Idaho Statesman

Longtime Idaho Shakespeare Festival actor dies after a short battle with rare cancer

By May 14, 2018No Comments

Idaho Shakespeare Festival company stalwart Doug “Dougfred” Miller was a rare and remarkable presence on stage over the past 22 years.

Miller died on May 9 when an aggressive small-cell cancer that is normally found in lungs attacked his liver. His doctors found the cancer on April 20. He was 55.

His sudden illness and death have left the company reeling.

“A consummate artist, a brilliant mind, a renaissance man, and the greatest of friends, Doug made an indelible impression on everyone who knew him,” wrote ISF Artistic Director Charlie Fee on the company’s Facebook page.

And that included his audiences at ISF and its sister companies Great Lakes Theater Festival in Cleveland and the Lake Tahoe Shakespeare Festival in Nevada.

### Page segmentation data
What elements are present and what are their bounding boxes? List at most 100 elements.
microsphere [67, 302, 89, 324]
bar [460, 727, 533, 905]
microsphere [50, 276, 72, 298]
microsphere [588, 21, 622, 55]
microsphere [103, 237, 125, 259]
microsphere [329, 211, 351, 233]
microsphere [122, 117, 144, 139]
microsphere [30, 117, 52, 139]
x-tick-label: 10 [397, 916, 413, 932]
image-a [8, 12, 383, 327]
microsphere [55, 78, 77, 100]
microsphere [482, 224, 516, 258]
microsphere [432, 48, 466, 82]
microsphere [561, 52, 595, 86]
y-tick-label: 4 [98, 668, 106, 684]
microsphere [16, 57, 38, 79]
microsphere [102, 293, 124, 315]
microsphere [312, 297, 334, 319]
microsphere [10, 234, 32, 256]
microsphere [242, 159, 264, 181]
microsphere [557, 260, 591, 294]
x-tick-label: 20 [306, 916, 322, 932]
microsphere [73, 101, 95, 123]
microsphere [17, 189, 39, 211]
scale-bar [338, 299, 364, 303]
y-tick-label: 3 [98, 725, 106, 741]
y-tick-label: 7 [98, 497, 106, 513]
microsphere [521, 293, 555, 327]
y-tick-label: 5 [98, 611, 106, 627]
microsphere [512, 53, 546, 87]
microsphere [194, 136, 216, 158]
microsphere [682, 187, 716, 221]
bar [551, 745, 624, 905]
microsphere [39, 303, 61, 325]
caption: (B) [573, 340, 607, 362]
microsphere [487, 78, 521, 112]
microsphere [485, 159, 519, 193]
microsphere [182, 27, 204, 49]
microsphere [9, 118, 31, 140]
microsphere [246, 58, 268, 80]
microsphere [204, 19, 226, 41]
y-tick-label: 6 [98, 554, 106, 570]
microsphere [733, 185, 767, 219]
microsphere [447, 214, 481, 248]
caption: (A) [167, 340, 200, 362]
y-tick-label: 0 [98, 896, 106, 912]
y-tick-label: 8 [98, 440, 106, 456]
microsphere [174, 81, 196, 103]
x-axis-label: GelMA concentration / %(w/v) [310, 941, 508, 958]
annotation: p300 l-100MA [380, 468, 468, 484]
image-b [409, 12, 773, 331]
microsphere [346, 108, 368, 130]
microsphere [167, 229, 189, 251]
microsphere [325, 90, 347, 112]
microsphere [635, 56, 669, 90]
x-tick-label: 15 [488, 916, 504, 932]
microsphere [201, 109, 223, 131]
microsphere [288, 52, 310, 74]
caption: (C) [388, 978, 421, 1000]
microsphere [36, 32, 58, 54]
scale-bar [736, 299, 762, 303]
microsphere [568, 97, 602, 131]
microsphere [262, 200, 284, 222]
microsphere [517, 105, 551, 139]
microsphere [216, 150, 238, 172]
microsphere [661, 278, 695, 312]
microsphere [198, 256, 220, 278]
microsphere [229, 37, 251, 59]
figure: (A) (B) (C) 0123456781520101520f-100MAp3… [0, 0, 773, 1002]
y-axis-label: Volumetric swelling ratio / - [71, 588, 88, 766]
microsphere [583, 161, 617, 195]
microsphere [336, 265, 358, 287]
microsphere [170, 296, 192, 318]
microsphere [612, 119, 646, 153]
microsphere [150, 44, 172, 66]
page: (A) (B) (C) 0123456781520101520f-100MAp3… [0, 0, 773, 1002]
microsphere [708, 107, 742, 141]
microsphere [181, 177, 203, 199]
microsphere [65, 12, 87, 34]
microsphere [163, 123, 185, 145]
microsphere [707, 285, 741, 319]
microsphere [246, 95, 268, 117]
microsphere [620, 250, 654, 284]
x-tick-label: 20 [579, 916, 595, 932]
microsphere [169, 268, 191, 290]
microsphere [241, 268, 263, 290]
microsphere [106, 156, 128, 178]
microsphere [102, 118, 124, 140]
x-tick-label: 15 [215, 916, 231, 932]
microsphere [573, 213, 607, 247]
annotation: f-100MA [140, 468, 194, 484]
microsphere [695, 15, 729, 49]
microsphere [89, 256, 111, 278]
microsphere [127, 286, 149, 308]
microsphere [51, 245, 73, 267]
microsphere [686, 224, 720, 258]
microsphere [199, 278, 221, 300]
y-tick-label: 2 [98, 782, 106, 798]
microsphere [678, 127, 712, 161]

### WORK TASK
In the article about Doug Miller, list every phrase that Charlie Fee's quoted tribute uses to describe Doug before the word "Doug" appears.

### PROBLEM SOLUTION
- A consummate artist
- a brilliant mind
- a renaissance man
- the greatest of friends